Dataset items:
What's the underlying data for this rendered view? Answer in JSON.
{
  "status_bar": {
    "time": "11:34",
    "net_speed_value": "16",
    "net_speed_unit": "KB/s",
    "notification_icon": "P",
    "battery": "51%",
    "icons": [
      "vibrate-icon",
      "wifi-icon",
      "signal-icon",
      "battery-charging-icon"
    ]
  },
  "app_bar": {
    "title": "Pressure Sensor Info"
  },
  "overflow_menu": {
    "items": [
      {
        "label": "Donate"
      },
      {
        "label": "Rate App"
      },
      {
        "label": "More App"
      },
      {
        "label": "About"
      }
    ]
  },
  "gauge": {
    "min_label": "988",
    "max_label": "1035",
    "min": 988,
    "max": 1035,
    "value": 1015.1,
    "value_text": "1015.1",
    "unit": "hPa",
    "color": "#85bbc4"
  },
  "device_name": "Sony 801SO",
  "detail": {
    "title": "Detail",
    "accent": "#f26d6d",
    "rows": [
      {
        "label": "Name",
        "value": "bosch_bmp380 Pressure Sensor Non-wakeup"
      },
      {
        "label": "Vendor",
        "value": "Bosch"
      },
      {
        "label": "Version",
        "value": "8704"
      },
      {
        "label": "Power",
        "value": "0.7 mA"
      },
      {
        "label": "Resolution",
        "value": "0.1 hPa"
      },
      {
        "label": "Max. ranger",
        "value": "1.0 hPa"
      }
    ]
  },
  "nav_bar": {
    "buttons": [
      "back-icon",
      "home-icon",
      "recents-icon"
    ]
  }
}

**Problem to solve**
Copy out the whole listing exactly as written.

**Task result**
What's the underlying data for this rendered view? Answer in JSON.
{
  "status_bar": {
    "time": "11:34",
    "net_speed_value": "16",
    "net_speed_unit": "KB/s",
    "notification_icon": "P",
    "battery": "51%",
    "icons": [
      "vibrate-icon",
      "wifi-icon",
      "signal-icon",
      "battery-charging-icon"
    ]
  },
  "app_bar": {
    "title": "Pressure Sensor Info"
  },
  "overflow_menu": {
    "items": [
      {
        "label": "Donate"
      },
      {
        "label": "Rate App"
      },
      {
        "label": "More App"
      },
      {
        "label": "About"
      }
    ]
  },
  "gauge": {
    "min_label": "988",
    "max_label": "1035",
    "min": 988,
    "max": 1035,
    "value": 1015.1,
    "value_text": "1015.1",
    "unit": "hPa",
    "color": "#85bbc4"
  },
  "device_name": "Sony 801SO",
  "detail": {
    "title": "Detail",
    "accent": "#f26d6d",
    "rows": [
      {
        "label": "Name",
        "value": "bosch_bmp380 Pressure Sensor Non-wakeup"
      },
      {
        "label": "Vendor",
        "value": "Bosch"
      },
      {
        "label": "Version",
        "value": "8704"
      },
      {
        "label": "Power",
        "value": "0.7 mA"
      },
      {
        "label": "Resolution",
        "value": "0.1 hPa"
      },
      {
        "label": "Max. ranger",
        "value": "1.0 hPa"
      }
    ]
  },
  "nav_bar": {
    "buttons": [
      "back-icon",
      "home-icon",
      "recents-icon"
    ]
  }
}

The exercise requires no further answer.